## WHAT YOU WILL DO:
Repeat every line of the listing below exactly, minus the pictures.

[START DATASET RECORDS]

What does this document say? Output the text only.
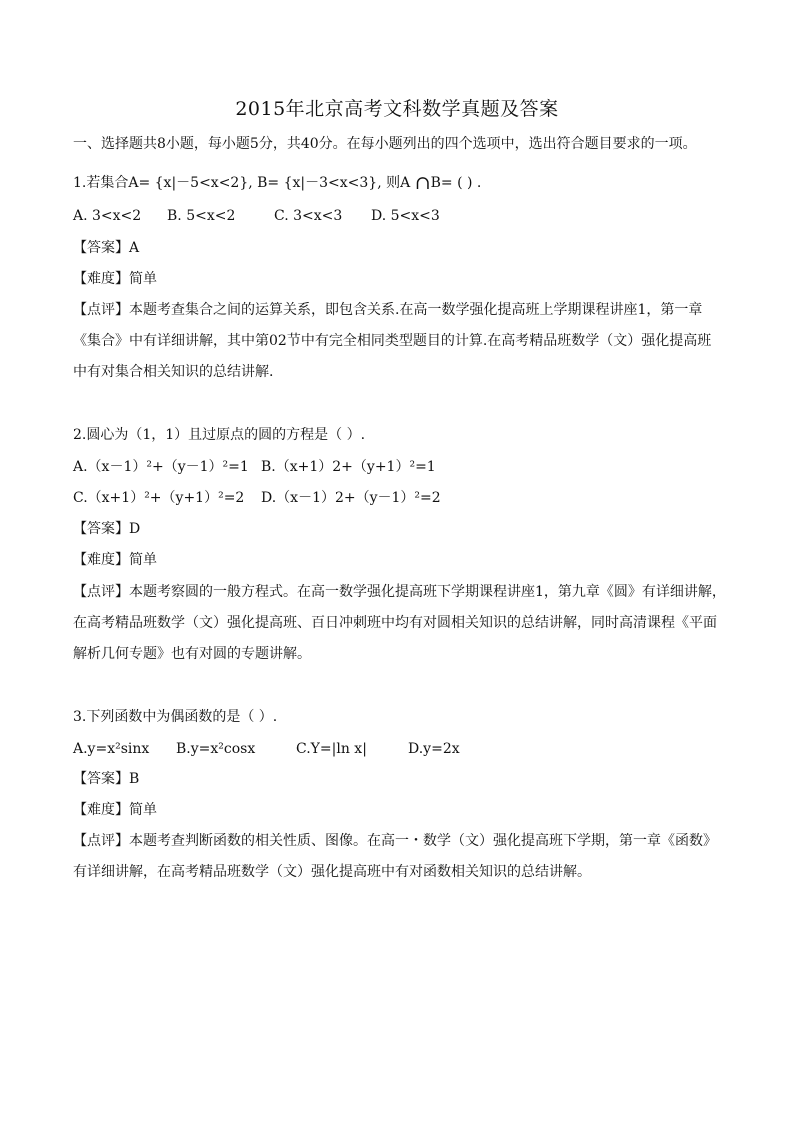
2015年北京高考文科数学真题及答案
一、选择题共8小题，每小题5分，共40分。在每小题列出的四个选项中，选出符合题目要求的一项。
1.若集合A= {x|－5<x<2}, B= {x|－3<x<3}, 则A ∩B= ( ) .
A. 3<x<2 B. 5<x<2	C. 3<x<3 D. 5<x<3
【答案】A
【难度】简单
【点评】本题考查集合之间的运算关系，即包含关系.在高一数学强化提高班上学期课程讲座1，第一章
《集合》中有详细讲解，其中第02节中有完全相同类型题目的计算.在高考精品班数学（文）强化提高班
中有对集合相关知识的总结讲解.
2.圆心为（1，1）且过原点的圆的方程是（ ）.
A.（x－1）²+（y－1）²=1 B.（x+1）2+（y+1）²=1
C.（x+1）²+（y+1）²=2 D.（x－1）2+（y－1）²=2
【答案】D
【难度】简单
【点评】本题考察圆的一般方程式。在高一数学强化提高班下学期课程讲座1，第九章《圆》有详细讲解，
在高考精品班数学（文）强化提高班、百日冲刺班中均有对圆相关知识的总结讲解，同时高清课程《平面
解析几何专题》也有对圆的专题讲解。
3.下列函数中为偶函数的是（ ）.
A.y=x²sinx B.y=x²cosx	C.Y=|ln x|	D.y=2x
【答案】B
【难度】简单
【点评】本题考查判断函数的相关性质、图像。在高一・数学（文）强化提高班下学期，第一章《函数》
有详细讲解，在高考精品班数学（文）强化提高班中有对函数相关知识的总结讲解。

[END DATASET RECORDS]

## ANSWER TO THIS PROBLEM:
What does this document say? Output the text only.
2015年北京高考文科数学真题及答案
一、选择题共8小题，每小题5分，共40分。在每小题列出的四个选项中，选出符合题目要求的一项。
1.若集合A= {x|－5<x<2}, B= {x|－3<x<3}, 则A ∩B= ( ) .
A. 3<x<2 B. 5<x<2	C. 3<x<3 D. 5<x<3
【答案】A
【难度】简单
【点评】本题考查集合之间的运算关系，即包含关系.在高一数学强化提高班上学期课程讲座1，第一章
《集合》中有详细讲解，其中第02节中有完全相同类型题目的计算.在高考精品班数学（文）强化提高班
中有对集合相关知识的总结讲解.
2.圆心为（1，1）且过原点的圆的方程是（ ）.
A.（x－1）²+（y－1）²=1 B.（x+1）2+（y+1）²=1
C.（x+1）²+（y+1）²=2 D.（x－1）2+（y－1）²=2
【答案】D
【难度】简单
【点评】本题考察圆的一般方程式。在高一数学强化提高班下学期课程讲座1，第九章《圆》有详细讲解，
在高考精品班数学（文）强化提高班、百日冲刺班中均有对圆相关知识的总结讲解，同时高清课程《平面
解析几何专题》也有对圆的专题讲解。
3.下列函数中为偶函数的是（ ）.
A.y=x²sinx B.y=x²cosx	C.Y=|ln x|	D.y=2x
【答案】B
【难度】简单
【点评】本题考查判断函数的相关性质、图像。在高一・数学（文）强化提高班下学期，第一章《函数》
有详细讲解，在高考精品班数学（文）强化提高班中有对函数相关知识的总结讲解。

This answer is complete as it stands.